• Material shown:
───
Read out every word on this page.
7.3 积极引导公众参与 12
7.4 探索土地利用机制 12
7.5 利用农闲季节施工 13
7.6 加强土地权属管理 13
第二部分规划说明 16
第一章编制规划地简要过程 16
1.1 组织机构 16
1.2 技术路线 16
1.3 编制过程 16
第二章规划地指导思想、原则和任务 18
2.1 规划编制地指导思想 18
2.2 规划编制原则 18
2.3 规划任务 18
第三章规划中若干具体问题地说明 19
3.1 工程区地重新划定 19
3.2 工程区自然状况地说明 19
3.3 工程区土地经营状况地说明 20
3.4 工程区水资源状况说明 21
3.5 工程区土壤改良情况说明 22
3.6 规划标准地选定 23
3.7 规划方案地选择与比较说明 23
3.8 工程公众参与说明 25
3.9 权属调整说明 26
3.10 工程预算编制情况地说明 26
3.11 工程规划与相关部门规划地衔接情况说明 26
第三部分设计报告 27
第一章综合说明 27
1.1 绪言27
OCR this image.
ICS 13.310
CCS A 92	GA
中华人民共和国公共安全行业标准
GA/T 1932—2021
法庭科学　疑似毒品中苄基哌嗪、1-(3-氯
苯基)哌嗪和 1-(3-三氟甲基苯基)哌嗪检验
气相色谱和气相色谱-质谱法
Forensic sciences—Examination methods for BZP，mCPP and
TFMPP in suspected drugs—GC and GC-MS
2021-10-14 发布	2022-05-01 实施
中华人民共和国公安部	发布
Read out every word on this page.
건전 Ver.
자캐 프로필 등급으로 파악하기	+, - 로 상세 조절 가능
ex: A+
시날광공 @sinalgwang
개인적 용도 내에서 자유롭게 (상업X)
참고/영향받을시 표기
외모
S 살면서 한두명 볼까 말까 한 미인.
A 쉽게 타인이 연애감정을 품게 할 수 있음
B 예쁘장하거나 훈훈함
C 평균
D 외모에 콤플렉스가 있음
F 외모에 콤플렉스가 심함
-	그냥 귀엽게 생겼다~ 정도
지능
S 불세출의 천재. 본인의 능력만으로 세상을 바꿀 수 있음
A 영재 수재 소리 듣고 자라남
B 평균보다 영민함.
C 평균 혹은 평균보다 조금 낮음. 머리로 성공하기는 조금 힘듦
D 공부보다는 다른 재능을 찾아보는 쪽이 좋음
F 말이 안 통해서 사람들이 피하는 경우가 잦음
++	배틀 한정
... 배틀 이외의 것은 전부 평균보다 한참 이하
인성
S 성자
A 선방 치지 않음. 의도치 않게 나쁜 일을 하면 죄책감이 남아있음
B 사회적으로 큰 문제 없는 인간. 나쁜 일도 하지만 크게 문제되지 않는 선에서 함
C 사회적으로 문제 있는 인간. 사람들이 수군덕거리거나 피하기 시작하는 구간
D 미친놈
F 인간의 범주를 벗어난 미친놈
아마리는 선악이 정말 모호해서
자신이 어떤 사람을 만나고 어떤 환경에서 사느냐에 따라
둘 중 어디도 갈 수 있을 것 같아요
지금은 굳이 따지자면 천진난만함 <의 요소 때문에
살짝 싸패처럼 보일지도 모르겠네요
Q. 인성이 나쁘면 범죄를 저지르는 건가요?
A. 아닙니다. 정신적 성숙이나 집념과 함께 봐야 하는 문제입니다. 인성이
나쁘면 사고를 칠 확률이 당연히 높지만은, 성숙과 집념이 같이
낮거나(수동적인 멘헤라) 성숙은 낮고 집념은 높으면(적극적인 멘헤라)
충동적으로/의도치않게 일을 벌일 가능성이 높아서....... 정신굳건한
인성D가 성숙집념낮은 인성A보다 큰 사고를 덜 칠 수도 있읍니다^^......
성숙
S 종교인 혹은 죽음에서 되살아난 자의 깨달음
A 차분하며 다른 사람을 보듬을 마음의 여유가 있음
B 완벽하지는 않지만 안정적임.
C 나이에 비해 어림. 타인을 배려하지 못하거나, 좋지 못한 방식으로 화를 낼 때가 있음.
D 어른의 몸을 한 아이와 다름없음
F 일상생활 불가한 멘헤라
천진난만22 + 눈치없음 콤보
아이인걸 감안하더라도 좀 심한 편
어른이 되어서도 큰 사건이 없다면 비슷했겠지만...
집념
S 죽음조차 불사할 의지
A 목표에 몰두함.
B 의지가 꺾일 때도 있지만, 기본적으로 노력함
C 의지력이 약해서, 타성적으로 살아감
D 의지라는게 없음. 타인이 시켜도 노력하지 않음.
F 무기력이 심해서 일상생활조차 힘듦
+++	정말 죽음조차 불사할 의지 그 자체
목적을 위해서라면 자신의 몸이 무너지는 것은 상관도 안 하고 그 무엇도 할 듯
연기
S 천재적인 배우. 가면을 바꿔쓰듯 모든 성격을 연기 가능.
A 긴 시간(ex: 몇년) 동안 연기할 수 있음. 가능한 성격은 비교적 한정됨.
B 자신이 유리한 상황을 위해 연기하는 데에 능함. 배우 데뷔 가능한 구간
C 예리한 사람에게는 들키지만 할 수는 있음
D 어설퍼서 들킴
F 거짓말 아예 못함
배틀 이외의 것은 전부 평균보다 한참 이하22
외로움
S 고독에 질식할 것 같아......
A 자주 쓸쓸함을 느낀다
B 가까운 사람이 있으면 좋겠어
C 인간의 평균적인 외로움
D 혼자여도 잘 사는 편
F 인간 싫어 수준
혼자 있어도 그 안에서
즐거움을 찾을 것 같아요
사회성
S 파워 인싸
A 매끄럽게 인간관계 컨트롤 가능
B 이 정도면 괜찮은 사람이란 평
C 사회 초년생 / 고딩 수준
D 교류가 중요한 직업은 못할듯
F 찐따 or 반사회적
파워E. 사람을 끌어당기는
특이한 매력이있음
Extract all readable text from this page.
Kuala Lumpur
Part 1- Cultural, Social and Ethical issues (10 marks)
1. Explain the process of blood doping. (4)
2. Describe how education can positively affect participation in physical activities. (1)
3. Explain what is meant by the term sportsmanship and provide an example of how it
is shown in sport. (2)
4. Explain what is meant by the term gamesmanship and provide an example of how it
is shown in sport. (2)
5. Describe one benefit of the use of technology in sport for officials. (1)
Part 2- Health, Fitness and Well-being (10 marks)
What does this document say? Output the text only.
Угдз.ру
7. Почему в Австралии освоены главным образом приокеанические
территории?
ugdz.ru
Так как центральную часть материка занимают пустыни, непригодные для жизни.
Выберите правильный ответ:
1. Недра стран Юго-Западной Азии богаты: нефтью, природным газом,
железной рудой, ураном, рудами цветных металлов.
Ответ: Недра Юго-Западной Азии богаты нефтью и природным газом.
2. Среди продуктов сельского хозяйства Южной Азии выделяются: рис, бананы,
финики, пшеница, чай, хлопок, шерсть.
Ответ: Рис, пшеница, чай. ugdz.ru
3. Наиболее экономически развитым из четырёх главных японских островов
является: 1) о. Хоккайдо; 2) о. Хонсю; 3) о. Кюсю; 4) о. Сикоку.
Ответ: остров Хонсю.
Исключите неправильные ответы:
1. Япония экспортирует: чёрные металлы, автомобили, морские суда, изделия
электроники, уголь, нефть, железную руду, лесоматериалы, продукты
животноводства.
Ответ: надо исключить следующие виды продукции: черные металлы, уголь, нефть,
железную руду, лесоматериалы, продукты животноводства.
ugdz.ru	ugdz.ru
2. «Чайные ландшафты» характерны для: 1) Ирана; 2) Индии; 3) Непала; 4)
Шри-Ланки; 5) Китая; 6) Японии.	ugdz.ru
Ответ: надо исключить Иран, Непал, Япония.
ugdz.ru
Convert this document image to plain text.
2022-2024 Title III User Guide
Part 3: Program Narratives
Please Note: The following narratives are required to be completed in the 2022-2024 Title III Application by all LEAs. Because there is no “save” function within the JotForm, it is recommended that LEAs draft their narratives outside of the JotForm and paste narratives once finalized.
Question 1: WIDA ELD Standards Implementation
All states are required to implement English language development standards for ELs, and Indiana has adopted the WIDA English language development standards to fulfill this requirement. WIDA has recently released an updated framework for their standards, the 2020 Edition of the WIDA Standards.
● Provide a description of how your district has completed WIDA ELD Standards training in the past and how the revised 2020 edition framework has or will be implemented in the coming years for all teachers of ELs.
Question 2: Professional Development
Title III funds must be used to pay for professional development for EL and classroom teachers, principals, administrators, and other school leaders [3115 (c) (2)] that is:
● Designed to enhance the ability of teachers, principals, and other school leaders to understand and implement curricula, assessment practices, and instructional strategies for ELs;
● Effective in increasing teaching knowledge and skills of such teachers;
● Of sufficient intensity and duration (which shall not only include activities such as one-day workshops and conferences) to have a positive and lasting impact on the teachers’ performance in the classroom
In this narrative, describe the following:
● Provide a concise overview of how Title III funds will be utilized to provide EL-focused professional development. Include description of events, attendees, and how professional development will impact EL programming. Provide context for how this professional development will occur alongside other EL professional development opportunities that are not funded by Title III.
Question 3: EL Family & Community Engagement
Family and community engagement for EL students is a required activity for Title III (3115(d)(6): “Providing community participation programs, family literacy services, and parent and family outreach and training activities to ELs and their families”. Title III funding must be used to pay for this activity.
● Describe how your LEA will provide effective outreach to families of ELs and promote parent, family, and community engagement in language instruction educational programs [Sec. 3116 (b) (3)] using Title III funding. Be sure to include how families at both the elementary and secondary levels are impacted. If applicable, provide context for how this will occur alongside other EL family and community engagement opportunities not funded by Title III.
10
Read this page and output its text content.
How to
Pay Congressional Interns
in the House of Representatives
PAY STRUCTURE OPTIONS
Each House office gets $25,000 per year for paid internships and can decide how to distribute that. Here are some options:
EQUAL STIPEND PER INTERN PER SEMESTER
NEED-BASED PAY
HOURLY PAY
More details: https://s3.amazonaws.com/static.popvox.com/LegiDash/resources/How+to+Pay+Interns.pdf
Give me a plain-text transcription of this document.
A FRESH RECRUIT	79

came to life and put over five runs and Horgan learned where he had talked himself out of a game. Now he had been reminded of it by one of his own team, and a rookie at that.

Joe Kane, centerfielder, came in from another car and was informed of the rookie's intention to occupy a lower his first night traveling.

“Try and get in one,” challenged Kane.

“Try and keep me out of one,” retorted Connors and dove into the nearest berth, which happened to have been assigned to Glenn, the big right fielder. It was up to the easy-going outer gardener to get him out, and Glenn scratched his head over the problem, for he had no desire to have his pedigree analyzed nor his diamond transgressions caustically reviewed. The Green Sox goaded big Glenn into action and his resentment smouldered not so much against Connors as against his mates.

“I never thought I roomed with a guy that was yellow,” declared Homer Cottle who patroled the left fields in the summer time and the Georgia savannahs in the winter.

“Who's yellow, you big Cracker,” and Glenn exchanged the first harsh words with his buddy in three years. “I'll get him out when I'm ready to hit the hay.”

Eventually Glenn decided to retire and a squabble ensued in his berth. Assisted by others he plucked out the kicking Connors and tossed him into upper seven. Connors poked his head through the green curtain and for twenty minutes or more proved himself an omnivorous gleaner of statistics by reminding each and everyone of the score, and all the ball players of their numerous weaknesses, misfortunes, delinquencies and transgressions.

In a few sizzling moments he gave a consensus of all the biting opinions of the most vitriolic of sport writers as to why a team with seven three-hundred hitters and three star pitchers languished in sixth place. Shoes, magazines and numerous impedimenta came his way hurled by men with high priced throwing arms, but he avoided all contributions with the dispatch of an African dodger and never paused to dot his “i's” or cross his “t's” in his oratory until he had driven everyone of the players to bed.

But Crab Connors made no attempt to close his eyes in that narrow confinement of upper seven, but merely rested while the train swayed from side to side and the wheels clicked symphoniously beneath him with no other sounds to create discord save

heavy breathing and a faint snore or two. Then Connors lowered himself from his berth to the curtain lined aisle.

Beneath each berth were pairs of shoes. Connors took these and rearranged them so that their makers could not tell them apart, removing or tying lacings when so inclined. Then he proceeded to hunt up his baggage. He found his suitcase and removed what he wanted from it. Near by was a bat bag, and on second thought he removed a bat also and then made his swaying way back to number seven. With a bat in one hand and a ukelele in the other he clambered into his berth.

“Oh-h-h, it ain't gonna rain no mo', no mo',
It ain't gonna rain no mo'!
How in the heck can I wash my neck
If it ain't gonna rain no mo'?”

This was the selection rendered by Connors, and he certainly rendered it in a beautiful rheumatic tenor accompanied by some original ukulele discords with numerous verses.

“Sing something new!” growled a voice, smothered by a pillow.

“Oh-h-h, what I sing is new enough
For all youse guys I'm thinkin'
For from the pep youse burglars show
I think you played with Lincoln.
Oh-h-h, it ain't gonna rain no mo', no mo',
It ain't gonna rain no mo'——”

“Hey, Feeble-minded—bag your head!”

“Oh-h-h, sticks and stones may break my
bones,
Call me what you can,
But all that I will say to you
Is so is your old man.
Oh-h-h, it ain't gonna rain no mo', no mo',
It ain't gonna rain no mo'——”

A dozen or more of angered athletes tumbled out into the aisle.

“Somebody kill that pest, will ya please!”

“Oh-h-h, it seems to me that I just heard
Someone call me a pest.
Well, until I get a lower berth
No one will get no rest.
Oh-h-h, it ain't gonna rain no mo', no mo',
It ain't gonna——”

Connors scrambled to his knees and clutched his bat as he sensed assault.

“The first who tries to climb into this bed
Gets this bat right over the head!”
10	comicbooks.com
───
• Set task: Select, from the listing, all lines that include the word "природным".

• Output:
1. Недра стран Юго-Западной Азии богаты: нефтью, природным газом,
Ответ: Недра Юго-Западной Азии богаты нефтью и природным газом.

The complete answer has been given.